Work to complete: Copy every entry precisely.

(Data records)

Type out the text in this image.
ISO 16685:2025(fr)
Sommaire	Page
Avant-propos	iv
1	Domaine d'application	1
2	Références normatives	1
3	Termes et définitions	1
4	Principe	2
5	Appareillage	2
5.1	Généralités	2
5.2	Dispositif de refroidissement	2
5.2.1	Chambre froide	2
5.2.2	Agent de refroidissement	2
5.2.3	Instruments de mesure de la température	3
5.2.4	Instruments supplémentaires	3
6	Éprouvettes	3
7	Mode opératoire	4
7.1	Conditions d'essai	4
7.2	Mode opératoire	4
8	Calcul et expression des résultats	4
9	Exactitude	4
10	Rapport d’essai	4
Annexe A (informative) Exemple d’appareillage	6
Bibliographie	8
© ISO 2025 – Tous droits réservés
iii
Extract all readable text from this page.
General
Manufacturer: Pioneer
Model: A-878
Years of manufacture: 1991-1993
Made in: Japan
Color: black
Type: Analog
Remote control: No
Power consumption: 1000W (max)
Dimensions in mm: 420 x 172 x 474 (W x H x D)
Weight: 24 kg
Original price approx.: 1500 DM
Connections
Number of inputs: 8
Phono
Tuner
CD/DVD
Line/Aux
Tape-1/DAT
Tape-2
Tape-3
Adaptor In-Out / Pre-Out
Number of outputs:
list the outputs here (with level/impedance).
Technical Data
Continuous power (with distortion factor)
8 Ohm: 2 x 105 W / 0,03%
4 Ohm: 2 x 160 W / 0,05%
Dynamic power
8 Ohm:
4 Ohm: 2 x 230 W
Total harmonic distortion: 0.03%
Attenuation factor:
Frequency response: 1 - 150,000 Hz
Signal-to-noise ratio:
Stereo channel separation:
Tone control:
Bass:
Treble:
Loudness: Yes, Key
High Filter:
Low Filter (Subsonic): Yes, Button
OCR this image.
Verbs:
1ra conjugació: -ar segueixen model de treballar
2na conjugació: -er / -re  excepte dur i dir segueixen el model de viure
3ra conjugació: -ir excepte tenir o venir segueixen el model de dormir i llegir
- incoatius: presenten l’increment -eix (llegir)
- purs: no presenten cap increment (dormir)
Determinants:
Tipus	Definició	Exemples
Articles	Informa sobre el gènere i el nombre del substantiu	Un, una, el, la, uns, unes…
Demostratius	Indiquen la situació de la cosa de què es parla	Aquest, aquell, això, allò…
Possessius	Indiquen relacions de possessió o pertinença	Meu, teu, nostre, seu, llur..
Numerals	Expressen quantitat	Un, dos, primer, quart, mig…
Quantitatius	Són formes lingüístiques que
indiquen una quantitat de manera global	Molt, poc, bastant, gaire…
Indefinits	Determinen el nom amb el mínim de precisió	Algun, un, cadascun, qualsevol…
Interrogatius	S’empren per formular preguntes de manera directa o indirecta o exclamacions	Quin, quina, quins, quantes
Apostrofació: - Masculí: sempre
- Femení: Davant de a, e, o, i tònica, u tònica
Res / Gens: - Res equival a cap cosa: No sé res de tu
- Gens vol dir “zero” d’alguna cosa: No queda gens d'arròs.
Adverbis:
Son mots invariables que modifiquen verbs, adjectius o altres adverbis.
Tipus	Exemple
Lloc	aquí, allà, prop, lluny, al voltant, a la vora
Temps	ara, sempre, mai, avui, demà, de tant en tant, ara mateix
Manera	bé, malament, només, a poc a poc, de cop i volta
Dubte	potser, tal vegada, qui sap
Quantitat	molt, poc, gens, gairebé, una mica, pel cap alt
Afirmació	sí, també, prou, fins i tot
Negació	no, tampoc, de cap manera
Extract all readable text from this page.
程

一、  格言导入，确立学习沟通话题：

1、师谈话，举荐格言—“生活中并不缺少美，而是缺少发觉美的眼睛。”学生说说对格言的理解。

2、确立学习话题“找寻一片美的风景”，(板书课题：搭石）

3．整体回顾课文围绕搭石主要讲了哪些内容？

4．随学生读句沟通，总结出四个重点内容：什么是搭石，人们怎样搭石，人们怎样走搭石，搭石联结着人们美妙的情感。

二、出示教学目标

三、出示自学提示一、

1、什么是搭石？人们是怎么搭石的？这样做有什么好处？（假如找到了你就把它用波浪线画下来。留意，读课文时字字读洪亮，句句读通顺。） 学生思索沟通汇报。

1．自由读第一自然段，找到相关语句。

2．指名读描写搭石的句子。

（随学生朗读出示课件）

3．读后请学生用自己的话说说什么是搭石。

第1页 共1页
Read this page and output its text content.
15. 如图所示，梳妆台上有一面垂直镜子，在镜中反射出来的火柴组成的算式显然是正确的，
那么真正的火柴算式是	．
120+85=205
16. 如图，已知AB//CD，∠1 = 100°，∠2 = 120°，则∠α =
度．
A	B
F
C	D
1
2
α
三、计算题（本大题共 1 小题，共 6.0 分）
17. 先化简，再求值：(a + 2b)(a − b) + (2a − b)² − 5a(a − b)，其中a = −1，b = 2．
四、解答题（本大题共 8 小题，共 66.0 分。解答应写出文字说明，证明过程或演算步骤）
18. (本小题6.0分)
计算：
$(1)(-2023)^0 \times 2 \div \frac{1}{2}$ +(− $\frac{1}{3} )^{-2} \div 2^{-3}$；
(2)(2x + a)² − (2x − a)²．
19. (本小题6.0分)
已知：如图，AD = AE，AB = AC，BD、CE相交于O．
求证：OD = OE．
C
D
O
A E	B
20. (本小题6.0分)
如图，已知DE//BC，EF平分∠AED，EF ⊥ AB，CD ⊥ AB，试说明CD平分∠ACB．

Exercise response:
Type out the text in this image.
ISO 16685:2025(fr)
Sommaire	Page
Avant-propos	iv
1	Domaine d'application	1
2	Références normatives	1
3	Termes et définitions	1
4	Principe	2
5	Appareillage	2
5.1	Généralités	2
5.2	Dispositif de refroidissement	2
5.2.1	Chambre froide	2
5.2.2	Agent de refroidissement	2
5.2.3	Instruments de mesure de la température	3
5.2.4	Instruments supplémentaires	3
6	Éprouvettes	3
7	Mode opératoire	4
7.1	Conditions d'essai	4
7.2	Mode opératoire	4
8	Calcul et expression des résultats	4
9	Exactitude	4
10	Rapport d’essai	4
Annexe A (informative) Exemple d’appareillage	6
Bibliographie	8
© ISO 2025 – Tous droits réservés
iii
Extract all readable text from this page.
General
Manufacturer: Pioneer
Model: A-878
Years of manufacture: 1991-1993
Made in: Japan
Color: black
Type: Analog
Remote control: No
Power consumption: 1000W (max)
Dimensions in mm: 420 x 172 x 474 (W x H x D)
Weight: 24 kg
Original price approx.: 1500 DM
Connections
Number of inputs: 8
Phono
Tuner
CD/DVD
Line/Aux
Tape-1/DAT
Tape-2
Tape-3
Adaptor In-Out / Pre-Out
Number of outputs:
list the outputs here (with level/impedance).
Technical Data
Continuous power (with distortion factor)
8 Ohm: 2 x 105 W / 0,03%
4 Ohm: 2 x 160 W / 0,05%
Dynamic power
8 Ohm:
4 Ohm: 2 x 230 W
Total harmonic distortion: 0.03%
Attenuation factor:
Frequency response: 1 - 150,000 Hz
Signal-to-noise ratio:
Stereo channel separation:
Tone control:
Bass:
Treble:
Loudness: Yes, Key
High Filter:
Low Filter (Subsonic): Yes, Button
OCR this image.
Verbs:
1ra conjugació: -ar segueixen model de treballar
2na conjugació: -er / -re  excepte dur i dir segueixen el model de viure
3ra conjugació: -ir excepte tenir o venir segueixen el model de dormir i llegir
- incoatius: presenten l’increment -eix (llegir)
- purs: no presenten cap increment (dormir)
Determinants:
Tipus	Definició	Exemples
Articles	Informa sobre el gènere i el nombre del substantiu	Un, una, el, la, uns, unes…
Demostratius	Indiquen la situació de la cosa de què es parla	Aquest, aquell, això, allò…
Possessius	Indiquen relacions de possessió o pertinença	Meu, teu, nostre, seu, llur..
Numerals	Expressen quantitat	Un, dos, primer, quart, mig…
Quantitatius	Són formes lingüístiques que
indiquen una quantitat de manera global	Molt, poc, bastant, gaire…
Indefinits	Determinen el nom amb el mínim de precisió	Algun, un, cadascun, qualsevol…
Interrogatius	S’empren per formular preguntes de manera directa o indirecta o exclamacions	Quin, quina, quins, quantes
Apostrofació: - Masculí: sempre
- Femení: Davant de a, e, o, i tònica, u tònica
Res / Gens: - Res equival a cap cosa: No sé res de tu
- Gens vol dir “zero” d’alguna cosa: No queda gens d'arròs.
Adverbis:
Son mots invariables que modifiquen verbs, adjectius o altres adverbis.
Tipus	Exemple
Lloc	aquí, allà, prop, lluny, al voltant, a la vora
Temps	ara, sempre, mai, avui, demà, de tant en tant, ara mateix
Manera	bé, malament, només, a poc a poc, de cop i volta
Dubte	potser, tal vegada, qui sap
Quantitat	molt, poc, gens, gairebé, una mica, pel cap alt
Afirmació	sí, també, prou, fins i tot
Negació	no, tampoc, de cap manera
Extract all readable text from this page.
程

一、  格言导入，确立学习沟通话题：

1、师谈话，举荐格言—“生活中并不缺少美，而是缺少发觉美的眼睛。”学生说说对格言的理解。

2、确立学习话题“找寻一片美的风景”，(板书课题：搭石）

3．整体回顾课文围绕搭石主要讲了哪些内容？

4．随学生读句沟通，总结出四个重点内容：什么是搭石，人们怎样搭石，人们怎样走搭石，搭石联结着人们美妙的情感。

二、出示教学目标

三、出示自学提示一、

1、什么是搭石？人们是怎么搭石的？这样做有什么好处？（假如找到了你就把它用波浪线画下来。留意，读课文时字字读洪亮，句句读通顺。） 学生思索沟通汇报。

1．自由读第一自然段，找到相关语句。

2．指名读描写搭石的句子。

（随学生朗读出示课件）

3．读后请学生用自己的话说说什么是搭石。

第1页 共1页
Read this page and output its text content.
15. 如图所示，梳妆台上有一面垂直镜子，在镜中反射出来的火柴组成的算式显然是正确的，
那么真正的火柴算式是	．
120+85=205
16. 如图，已知AB//CD，∠1 = 100°，∠2 = 120°，则∠α =
度．
A	B
F
C	D
1
2
α
三、计算题（本大题共 1 小题，共 6.0 分）
17. 先化简，再求值：(a + 2b)(a − b) + (2a − b)² − 5a(a − b)，其中a = −1，b = 2．
四、解答题（本大题共 8 小题，共 66.0 分。解答应写出文字说明，证明过程或演算步骤）
18. (本小题6.0分)
计算：
$(1)(-2023)^0 \times 2 \div \frac{1}{2}$ +(− $\frac{1}{3} )^{-2} \div 2^{-3}$；
(2)(2x + a)² − (2x − a)²．
19. (本小题6.0分)
已知：如图，AD = AE，AB = AC，BD、CE相交于O．
求证：OD = OE．
C
D
O
A E	B
20. (本小题6.0分)
如图，已知DE//BC，EF平分∠AED，EF ⊥ AB，CD ⊥ AB，试说明CD平分∠ACB．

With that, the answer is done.